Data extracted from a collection
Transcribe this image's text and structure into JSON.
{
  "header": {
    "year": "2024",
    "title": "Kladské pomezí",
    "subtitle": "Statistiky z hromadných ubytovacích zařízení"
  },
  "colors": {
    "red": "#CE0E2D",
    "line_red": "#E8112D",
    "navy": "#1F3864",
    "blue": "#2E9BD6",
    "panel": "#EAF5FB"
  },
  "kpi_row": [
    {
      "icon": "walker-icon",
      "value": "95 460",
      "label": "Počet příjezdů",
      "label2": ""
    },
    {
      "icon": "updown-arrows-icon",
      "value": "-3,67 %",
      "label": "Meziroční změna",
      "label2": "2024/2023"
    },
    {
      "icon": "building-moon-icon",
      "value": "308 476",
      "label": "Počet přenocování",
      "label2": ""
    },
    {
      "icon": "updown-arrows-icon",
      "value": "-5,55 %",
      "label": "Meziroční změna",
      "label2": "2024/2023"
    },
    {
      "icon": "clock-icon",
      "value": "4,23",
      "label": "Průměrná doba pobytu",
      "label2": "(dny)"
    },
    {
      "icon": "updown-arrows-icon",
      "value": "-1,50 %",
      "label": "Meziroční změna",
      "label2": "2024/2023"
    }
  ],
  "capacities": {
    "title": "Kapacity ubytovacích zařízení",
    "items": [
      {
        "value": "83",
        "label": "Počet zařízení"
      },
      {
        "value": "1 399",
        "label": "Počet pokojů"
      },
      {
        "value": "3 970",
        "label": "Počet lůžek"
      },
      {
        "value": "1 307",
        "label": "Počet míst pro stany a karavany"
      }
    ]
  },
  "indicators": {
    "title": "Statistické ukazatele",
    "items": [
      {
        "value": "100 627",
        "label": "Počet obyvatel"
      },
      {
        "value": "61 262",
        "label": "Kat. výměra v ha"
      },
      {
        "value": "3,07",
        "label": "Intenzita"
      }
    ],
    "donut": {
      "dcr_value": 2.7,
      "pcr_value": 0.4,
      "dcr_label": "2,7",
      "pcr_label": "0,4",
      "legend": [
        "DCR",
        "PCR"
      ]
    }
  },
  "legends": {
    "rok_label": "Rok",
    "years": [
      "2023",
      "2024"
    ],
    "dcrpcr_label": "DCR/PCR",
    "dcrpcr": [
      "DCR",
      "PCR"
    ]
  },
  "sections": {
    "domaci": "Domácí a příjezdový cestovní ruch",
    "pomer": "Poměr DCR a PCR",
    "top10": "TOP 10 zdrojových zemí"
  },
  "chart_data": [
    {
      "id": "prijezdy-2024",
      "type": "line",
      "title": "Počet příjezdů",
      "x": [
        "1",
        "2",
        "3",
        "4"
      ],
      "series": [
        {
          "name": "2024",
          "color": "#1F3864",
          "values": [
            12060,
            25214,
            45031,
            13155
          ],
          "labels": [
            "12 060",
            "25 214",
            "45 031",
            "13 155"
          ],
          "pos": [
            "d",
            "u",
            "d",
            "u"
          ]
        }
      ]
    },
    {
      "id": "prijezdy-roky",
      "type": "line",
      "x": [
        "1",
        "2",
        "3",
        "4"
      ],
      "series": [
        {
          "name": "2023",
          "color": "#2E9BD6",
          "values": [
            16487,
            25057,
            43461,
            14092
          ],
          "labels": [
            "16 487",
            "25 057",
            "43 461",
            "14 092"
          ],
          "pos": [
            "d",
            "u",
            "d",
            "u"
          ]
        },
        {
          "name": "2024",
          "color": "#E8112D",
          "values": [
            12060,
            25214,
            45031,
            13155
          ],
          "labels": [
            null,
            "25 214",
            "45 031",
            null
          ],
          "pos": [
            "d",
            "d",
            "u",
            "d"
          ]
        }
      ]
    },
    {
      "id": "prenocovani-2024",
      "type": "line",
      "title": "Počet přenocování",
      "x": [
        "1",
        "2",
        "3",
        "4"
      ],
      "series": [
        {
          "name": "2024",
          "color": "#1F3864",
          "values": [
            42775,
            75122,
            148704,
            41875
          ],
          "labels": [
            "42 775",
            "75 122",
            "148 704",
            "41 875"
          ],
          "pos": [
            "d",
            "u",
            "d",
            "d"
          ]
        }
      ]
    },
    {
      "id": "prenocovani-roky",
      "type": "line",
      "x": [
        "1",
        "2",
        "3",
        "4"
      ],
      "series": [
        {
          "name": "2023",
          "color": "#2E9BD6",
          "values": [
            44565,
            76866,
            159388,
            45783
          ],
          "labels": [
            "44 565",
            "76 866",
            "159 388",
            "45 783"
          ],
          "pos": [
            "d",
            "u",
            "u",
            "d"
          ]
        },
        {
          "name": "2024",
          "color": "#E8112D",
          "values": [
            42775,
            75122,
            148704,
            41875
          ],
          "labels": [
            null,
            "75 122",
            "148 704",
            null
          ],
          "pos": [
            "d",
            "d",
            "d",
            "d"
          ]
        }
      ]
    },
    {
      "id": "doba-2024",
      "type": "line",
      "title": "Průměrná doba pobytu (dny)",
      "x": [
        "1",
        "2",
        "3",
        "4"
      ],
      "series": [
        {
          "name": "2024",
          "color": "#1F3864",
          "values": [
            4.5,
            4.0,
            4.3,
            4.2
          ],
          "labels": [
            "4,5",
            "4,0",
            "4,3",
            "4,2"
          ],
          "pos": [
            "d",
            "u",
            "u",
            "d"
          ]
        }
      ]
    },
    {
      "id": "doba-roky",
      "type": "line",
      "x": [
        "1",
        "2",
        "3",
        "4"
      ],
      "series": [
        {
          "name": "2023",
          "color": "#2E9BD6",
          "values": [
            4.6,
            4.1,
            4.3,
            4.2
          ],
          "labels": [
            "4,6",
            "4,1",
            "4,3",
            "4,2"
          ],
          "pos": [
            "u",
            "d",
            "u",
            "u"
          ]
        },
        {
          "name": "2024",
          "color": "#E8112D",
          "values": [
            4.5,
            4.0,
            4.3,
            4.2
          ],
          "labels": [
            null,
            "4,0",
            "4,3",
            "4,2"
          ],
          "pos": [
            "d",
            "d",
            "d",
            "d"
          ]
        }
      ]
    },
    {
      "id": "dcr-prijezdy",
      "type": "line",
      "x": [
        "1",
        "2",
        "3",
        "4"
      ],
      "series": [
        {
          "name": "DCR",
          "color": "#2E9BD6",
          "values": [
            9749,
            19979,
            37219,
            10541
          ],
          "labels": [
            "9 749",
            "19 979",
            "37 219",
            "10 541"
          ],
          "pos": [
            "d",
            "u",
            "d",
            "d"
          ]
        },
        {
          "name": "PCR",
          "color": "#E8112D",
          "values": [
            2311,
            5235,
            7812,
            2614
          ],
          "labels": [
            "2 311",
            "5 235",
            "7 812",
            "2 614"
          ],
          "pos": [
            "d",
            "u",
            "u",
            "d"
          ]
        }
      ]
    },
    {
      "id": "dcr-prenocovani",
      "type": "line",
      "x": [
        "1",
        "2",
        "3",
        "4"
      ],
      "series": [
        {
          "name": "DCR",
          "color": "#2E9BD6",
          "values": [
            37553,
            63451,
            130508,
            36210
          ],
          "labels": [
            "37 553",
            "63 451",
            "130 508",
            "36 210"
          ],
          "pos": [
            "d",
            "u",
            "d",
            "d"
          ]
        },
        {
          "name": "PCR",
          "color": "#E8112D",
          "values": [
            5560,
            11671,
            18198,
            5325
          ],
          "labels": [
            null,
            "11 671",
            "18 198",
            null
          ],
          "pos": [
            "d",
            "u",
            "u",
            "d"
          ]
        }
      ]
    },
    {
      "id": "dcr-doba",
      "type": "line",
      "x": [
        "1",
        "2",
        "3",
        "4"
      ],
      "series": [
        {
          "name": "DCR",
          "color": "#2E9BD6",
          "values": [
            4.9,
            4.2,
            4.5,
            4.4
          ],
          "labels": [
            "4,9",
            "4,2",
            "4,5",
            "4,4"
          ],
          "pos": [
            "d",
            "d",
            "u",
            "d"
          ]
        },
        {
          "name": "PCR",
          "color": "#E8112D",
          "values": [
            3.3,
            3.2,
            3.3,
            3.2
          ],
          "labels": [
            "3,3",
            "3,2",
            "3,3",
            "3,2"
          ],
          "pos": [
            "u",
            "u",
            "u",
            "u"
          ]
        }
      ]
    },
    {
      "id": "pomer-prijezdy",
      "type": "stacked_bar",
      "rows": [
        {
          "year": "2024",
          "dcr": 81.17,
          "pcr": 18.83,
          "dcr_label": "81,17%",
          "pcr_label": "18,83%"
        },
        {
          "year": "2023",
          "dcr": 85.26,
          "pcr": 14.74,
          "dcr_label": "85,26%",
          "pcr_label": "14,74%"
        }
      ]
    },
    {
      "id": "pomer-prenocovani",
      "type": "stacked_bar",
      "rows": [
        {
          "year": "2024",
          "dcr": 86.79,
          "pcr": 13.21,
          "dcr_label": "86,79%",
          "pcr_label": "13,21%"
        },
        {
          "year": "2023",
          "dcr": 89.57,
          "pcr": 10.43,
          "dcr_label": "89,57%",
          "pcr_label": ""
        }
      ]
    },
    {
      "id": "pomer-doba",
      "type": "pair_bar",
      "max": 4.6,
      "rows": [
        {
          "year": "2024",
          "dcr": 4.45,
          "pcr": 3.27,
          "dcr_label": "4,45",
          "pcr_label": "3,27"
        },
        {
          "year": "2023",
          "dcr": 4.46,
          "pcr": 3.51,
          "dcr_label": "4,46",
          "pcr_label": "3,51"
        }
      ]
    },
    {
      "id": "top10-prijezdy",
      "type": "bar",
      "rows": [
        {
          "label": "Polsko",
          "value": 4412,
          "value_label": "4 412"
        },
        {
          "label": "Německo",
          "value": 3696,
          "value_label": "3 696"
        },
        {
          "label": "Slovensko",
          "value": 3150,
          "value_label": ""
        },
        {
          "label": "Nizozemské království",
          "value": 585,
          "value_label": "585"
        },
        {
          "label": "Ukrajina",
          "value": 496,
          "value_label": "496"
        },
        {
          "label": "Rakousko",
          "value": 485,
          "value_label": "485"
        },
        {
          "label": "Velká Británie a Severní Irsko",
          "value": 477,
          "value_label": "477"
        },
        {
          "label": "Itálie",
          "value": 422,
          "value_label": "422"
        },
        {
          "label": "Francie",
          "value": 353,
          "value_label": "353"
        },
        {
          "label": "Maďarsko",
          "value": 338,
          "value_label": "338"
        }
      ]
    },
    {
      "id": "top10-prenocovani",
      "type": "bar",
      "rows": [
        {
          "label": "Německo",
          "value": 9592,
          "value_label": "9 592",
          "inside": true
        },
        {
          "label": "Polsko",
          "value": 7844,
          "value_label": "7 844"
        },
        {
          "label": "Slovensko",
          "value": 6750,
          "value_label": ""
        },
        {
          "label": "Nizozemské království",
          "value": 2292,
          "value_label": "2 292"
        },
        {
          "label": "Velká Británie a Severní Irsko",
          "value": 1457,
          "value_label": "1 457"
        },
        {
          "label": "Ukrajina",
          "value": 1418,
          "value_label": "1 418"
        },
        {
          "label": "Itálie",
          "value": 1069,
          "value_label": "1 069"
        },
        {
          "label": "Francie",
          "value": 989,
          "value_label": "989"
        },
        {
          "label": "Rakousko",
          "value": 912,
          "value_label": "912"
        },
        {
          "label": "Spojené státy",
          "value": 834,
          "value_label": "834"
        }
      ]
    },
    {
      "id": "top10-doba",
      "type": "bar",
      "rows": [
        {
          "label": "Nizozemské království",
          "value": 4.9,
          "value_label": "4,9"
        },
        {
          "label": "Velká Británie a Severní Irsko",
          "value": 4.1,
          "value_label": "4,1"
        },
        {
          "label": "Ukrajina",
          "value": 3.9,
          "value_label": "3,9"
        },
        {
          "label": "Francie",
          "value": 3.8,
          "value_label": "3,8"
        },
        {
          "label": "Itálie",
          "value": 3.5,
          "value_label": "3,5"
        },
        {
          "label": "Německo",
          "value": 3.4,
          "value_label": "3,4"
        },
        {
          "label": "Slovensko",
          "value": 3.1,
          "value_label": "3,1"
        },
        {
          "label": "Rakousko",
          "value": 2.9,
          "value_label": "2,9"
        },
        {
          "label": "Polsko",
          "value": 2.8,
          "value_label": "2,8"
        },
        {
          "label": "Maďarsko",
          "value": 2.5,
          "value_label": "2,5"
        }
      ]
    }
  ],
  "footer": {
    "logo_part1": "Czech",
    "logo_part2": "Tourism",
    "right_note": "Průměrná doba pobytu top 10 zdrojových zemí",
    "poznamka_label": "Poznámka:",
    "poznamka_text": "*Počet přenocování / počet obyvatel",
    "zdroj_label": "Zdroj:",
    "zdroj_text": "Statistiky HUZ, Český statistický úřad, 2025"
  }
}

• **To be done**
Using the records above, copy each line that contains "zemí".

• **Written response**
    "top10": "TOP 10 zdrojových zemí"
    "right_note": "Průměrná doba pobytu top 10 zdrojových zemí",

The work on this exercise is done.